▶ _SET EXERCISE_
Find the line containing "OCR this image.". Reproduce it and every line after it up to the end of the records, exactly as written.

Dataset excerpt:
━━━━━━━━━━━━━━━━━━━━━━━━━━━━━━
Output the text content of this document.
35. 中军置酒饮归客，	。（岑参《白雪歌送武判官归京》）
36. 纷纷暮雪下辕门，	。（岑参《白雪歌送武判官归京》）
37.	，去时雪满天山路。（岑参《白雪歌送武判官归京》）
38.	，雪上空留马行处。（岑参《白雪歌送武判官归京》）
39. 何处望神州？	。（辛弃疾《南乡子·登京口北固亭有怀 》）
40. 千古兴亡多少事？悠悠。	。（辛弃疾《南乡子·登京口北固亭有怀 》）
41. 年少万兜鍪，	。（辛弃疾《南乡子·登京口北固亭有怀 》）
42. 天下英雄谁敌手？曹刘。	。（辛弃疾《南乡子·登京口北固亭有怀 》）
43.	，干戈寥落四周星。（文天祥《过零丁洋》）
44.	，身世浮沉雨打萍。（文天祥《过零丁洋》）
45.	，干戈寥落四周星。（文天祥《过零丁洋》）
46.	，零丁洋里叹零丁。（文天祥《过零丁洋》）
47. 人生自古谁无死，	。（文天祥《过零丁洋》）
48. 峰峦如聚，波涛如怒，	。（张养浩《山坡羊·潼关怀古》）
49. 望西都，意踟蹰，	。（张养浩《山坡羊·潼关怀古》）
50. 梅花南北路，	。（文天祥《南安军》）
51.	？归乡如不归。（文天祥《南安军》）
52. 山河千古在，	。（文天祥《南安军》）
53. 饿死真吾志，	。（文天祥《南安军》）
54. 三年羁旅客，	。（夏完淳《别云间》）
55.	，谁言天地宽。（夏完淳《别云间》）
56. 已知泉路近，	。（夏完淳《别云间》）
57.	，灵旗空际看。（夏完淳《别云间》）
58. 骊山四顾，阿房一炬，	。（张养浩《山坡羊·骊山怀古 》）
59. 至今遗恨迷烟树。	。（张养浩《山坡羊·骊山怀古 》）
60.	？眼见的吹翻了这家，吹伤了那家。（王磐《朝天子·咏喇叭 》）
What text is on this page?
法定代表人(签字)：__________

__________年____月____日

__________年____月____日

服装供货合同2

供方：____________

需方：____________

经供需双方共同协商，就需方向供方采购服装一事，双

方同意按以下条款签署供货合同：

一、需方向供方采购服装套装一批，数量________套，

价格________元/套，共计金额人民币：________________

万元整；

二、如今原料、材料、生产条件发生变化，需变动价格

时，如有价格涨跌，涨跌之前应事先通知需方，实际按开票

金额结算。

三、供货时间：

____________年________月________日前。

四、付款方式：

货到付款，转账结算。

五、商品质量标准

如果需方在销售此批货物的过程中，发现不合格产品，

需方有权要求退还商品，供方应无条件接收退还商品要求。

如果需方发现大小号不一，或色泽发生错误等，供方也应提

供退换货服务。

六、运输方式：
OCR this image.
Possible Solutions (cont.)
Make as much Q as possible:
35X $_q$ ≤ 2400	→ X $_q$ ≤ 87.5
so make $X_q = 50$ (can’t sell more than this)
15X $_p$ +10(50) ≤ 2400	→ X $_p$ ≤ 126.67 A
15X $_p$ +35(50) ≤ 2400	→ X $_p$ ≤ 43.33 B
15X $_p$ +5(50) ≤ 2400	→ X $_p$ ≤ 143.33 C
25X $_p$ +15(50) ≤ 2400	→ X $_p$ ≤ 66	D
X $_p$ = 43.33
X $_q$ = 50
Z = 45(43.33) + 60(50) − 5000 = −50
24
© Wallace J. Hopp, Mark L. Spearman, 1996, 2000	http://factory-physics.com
━━━━━━━━━━━━━━━━━━━━━━━━━━━━━━
▶ _TASK RESPONSE_
OCR this image.
Possible Solutions (cont.)
Make as much Q as possible:
35X $_q$ ≤ 2400	→ X $_q$ ≤ 87.5
so make $X_q = 50$ (can’t sell more than this)
15X $_p$ +10(50) ≤ 2400	→ X $_p$ ≤ 126.67 A
15X $_p$ +35(50) ≤ 2400	→ X $_p$ ≤ 43.33 B
15X $_p$ +5(50) ≤ 2400	→ X $_p$ ≤ 143.33 C
25X $_p$ +15(50) ≤ 2400	→ X $_p$ ≤ 66	D
X $_p$ = 43.33
X $_q$ = 50
Z = 45(43.33) + 60(50) − 5000 = −50
24
© Wallace J. Hopp, Mark L. Spearman, 1996, 2000	http://factory-physics.com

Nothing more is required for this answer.